● Aim of the exercise
Every line below should be repeated exactly.

BEGIN

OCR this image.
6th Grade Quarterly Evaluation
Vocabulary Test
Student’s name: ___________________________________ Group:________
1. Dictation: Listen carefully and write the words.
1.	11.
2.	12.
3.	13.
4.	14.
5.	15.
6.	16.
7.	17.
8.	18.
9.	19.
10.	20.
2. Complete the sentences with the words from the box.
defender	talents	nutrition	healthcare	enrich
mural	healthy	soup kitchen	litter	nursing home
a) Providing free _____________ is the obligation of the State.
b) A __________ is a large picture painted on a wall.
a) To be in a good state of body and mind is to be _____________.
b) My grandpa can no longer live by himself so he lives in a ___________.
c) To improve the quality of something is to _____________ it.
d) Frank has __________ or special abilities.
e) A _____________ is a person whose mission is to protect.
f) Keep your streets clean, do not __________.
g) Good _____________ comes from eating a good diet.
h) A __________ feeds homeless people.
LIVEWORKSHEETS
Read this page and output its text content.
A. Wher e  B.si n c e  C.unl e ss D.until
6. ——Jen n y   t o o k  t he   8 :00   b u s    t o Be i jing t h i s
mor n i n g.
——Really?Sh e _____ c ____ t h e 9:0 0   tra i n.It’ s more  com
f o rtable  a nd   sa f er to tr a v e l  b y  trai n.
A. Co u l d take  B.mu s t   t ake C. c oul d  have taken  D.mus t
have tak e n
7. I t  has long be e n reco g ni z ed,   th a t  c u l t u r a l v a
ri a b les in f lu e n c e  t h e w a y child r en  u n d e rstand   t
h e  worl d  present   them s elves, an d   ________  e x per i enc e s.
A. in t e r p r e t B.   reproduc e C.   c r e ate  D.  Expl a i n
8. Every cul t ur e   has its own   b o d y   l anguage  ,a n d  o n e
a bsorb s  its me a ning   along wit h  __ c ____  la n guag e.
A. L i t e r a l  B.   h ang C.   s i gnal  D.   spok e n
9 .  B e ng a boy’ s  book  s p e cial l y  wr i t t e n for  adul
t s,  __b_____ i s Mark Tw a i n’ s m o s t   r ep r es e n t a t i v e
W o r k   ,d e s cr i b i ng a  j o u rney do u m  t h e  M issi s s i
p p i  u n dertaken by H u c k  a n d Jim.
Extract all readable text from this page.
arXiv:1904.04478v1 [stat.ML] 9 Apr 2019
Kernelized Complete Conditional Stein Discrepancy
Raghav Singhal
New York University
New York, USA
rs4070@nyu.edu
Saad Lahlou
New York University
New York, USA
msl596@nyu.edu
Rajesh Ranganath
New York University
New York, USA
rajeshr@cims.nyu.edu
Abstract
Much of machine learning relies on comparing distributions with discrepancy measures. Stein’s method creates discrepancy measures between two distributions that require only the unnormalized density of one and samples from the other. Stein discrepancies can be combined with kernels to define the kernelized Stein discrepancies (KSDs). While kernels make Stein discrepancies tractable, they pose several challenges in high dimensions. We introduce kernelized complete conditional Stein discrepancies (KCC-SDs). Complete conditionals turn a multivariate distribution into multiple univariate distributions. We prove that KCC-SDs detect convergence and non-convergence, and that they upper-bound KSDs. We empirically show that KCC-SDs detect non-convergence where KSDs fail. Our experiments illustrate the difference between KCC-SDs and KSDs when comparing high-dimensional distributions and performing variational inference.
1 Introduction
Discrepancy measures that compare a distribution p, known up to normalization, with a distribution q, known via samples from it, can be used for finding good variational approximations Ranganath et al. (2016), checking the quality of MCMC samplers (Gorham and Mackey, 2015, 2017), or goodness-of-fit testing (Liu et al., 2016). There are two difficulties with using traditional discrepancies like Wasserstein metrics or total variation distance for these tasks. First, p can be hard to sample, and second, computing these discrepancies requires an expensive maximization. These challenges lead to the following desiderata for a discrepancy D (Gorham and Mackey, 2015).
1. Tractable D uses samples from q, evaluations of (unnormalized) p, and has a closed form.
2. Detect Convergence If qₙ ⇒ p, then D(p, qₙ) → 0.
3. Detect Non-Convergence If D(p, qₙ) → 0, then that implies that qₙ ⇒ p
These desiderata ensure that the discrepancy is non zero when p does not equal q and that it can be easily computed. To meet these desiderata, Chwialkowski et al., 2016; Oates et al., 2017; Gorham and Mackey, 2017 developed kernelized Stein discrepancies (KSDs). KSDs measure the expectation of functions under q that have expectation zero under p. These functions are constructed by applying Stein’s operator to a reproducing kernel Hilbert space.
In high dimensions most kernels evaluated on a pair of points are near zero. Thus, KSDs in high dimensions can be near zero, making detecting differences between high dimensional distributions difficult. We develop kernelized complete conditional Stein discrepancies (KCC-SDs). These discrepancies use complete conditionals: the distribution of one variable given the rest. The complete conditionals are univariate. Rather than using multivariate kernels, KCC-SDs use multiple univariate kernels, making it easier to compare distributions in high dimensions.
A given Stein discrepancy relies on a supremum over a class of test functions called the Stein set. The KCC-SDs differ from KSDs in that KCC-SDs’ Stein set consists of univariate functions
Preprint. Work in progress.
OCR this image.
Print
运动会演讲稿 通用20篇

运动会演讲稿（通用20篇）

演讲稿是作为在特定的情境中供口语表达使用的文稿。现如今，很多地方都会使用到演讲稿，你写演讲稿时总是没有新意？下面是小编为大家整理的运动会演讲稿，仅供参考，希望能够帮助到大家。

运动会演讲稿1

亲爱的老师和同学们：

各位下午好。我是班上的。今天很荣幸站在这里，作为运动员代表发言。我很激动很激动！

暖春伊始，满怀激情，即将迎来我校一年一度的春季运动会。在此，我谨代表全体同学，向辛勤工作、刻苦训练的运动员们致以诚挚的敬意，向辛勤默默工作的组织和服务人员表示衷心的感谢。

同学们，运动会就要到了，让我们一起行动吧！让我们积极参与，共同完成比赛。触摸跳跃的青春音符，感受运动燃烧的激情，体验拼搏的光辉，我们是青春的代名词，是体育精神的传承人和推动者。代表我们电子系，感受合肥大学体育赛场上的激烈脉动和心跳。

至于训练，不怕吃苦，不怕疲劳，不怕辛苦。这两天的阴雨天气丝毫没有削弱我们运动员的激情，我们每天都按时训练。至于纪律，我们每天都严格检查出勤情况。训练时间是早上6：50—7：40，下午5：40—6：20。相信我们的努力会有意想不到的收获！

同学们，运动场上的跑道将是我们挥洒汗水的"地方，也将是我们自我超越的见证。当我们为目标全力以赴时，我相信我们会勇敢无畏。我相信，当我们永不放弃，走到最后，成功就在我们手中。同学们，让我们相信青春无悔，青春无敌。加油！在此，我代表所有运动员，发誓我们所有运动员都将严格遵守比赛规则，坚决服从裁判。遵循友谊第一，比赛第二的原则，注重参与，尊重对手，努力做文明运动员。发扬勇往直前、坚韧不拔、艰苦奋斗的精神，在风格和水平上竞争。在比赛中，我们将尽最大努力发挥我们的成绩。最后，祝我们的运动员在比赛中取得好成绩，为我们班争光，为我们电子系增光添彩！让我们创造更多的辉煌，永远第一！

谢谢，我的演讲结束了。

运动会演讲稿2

END

● Answer to the exercise
OCR this image.
6th Grade Quarterly Evaluation
Vocabulary Test
Student’s name: ___________________________________ Group:________
1. Dictation: Listen carefully and write the words.
1.	11.
2.	12.
3.	13.
4.	14.
5.	15.
6.	16.
7.	17.
8.	18.
9.	19.
10.	20.
2. Complete the sentences with the words from the box.
defender	talents	nutrition	healthcare	enrich
mural	healthy	soup kitchen	litter	nursing home
a) Providing free _____________ is the obligation of the State.
b) A __________ is a large picture painted on a wall.
a) To be in a good state of body and mind is to be _____________.
b) My grandpa can no longer live by himself so he lives in a ___________.
c) To improve the quality of something is to _____________ it.
d) Frank has __________ or special abilities.
e) A _____________ is a person whose mission is to protect.
f) Keep your streets clean, do not __________.
g) Good _____________ comes from eating a good diet.
h) A __________ feeds homeless people.
LIVEWORKSHEETS
Read this page and output its text content.
A. Wher e  B.si n c e  C.unl e ss D.until
6. ——Jen n y   t o o k  t he   8 :00   b u s    t o Be i jing t h i s
mor n i n g.
——Really?Sh e _____ c ____ t h e 9:0 0   tra i n.It’ s more  com
f o rtable  a nd   sa f er to tr a v e l  b y  trai n.
A. Co u l d take  B.mu s t   t ake C. c oul d  have taken  D.mus t
have tak e n
7. I t  has long be e n reco g ni z ed,   th a t  c u l t u r a l v a
ri a b les in f lu e n c e  t h e w a y child r en  u n d e rstand   t
h e  worl d  present   them s elves, an d   ________  e x per i enc e s.
A. in t e r p r e t B.   reproduc e C.   c r e ate  D.  Expl a i n
8. Every cul t ur e   has its own   b o d y   l anguage  ,a n d  o n e
a bsorb s  its me a ning   along wit h  __ c ____  la n guag e.
A. L i t e r a l  B.   h ang C.   s i gnal  D.   spok e n
9 .  B e ng a boy’ s  book  s p e cial l y  wr i t t e n for  adul
t s,  __b_____ i s Mark Tw a i n’ s m o s t   r ep r es e n t a t i v e
W o r k   ,d e s cr i b i ng a  j o u rney do u m  t h e  M issi s s i
p p i  u n dertaken by H u c k  a n d Jim.
Extract all readable text from this page.
arXiv:1904.04478v1 [stat.ML] 9 Apr 2019
Kernelized Complete Conditional Stein Discrepancy
Raghav Singhal
New York University
New York, USA
rs4070@nyu.edu
Saad Lahlou
New York University
New York, USA
msl596@nyu.edu
Rajesh Ranganath
New York University
New York, USA
rajeshr@cims.nyu.edu
Abstract
Much of machine learning relies on comparing distributions with discrepancy measures. Stein’s method creates discrepancy measures between two distributions that require only the unnormalized density of one and samples from the other. Stein discrepancies can be combined with kernels to define the kernelized Stein discrepancies (KSDs). While kernels make Stein discrepancies tractable, they pose several challenges in high dimensions. We introduce kernelized complete conditional Stein discrepancies (KCC-SDs). Complete conditionals turn a multivariate distribution into multiple univariate distributions. We prove that KCC-SDs detect convergence and non-convergence, and that they upper-bound KSDs. We empirically show that KCC-SDs detect non-convergence where KSDs fail. Our experiments illustrate the difference between KCC-SDs and KSDs when comparing high-dimensional distributions and performing variational inference.
1 Introduction
Discrepancy measures that compare a distribution p, known up to normalization, with a distribution q, known via samples from it, can be used for finding good variational approximations Ranganath et al. (2016), checking the quality of MCMC samplers (Gorham and Mackey, 2015, 2017), or goodness-of-fit testing (Liu et al., 2016). There are two difficulties with using traditional discrepancies like Wasserstein metrics or total variation distance for these tasks. First, p can be hard to sample, and second, computing these discrepancies requires an expensive maximization. These challenges lead to the following desiderata for a discrepancy D (Gorham and Mackey, 2015).
1. Tractable D uses samples from q, evaluations of (unnormalized) p, and has a closed form.
2. Detect Convergence If qₙ ⇒ p, then D(p, qₙ) → 0.
3. Detect Non-Convergence If D(p, qₙ) → 0, then that implies that qₙ ⇒ p
These desiderata ensure that the discrepancy is non zero when p does not equal q and that it can be easily computed. To meet these desiderata, Chwialkowski et al., 2016; Oates et al., 2017; Gorham and Mackey, 2017 developed kernelized Stein discrepancies (KSDs). KSDs measure the expectation of functions under q that have expectation zero under p. These functions are constructed by applying Stein’s operator to a reproducing kernel Hilbert space.
In high dimensions most kernels evaluated on a pair of points are near zero. Thus, KSDs in high dimensions can be near zero, making detecting differences between high dimensional distributions difficult. We develop kernelized complete conditional Stein discrepancies (KCC-SDs). These discrepancies use complete conditionals: the distribution of one variable given the rest. The complete conditionals are univariate. Rather than using multivariate kernels, KCC-SDs use multiple univariate kernels, making it easier to compare distributions in high dimensions.
A given Stein discrepancy relies on a supremum over a class of test functions called the Stein set. The KCC-SDs differ from KSDs in that KCC-SDs’ Stein set consists of univariate functions
Preprint. Work in progress.
OCR this image.
Print
运动会演讲稿 通用20篇

运动会演讲稿（通用20篇）

演讲稿是作为在特定的情境中供口语表达使用的文稿。现如今，很多地方都会使用到演讲稿，你写演讲稿时总是没有新意？下面是小编为大家整理的运动会演讲稿，仅供参考，希望能够帮助到大家。

运动会演讲稿1

亲爱的老师和同学们：

各位下午好。我是班上的。今天很荣幸站在这里，作为运动员代表发言。我很激动很激动！

暖春伊始，满怀激情，即将迎来我校一年一度的春季运动会。在此，我谨代表全体同学，向辛勤工作、刻苦训练的运动员们致以诚挚的敬意，向辛勤默默工作的组织和服务人员表示衷心的感谢。

同学们，运动会就要到了，让我们一起行动吧！让我们积极参与，共同完成比赛。触摸跳跃的青春音符，感受运动燃烧的激情，体验拼搏的光辉，我们是青春的代名词，是体育精神的传承人和推动者。代表我们电子系，感受合肥大学体育赛场上的激烈脉动和心跳。

至于训练，不怕吃苦，不怕疲劳，不怕辛苦。这两天的阴雨天气丝毫没有削弱我们运动员的激情，我们每天都按时训练。至于纪律，我们每天都严格检查出勤情况。训练时间是早上6：50—7：40，下午5：40—6：20。相信我们的努力会有意想不到的收获！

同学们，运动场上的跑道将是我们挥洒汗水的"地方，也将是我们自我超越的见证。当我们为目标全力以赴时，我相信我们会勇敢无畏。我相信，当我们永不放弃，走到最后，成功就在我们手中。同学们，让我们相信青春无悔，青春无敌。加油！在此，我代表所有运动员，发誓我们所有运动员都将严格遵守比赛规则，坚决服从裁判。遵循友谊第一，比赛第二的原则，注重参与，尊重对手，努力做文明运动员。发扬勇往直前、坚韧不拔、艰苦奋斗的精神，在风格和水平上竞争。在比赛中，我们将尽最大努力发挥我们的成绩。最后，祝我们的运动员在比赛中取得好成绩，为我们班争光，为我们电子系增光添彩！让我们创造更多的辉煌，永远第一！

谢谢，我的演讲结束了。

运动会演讲稿2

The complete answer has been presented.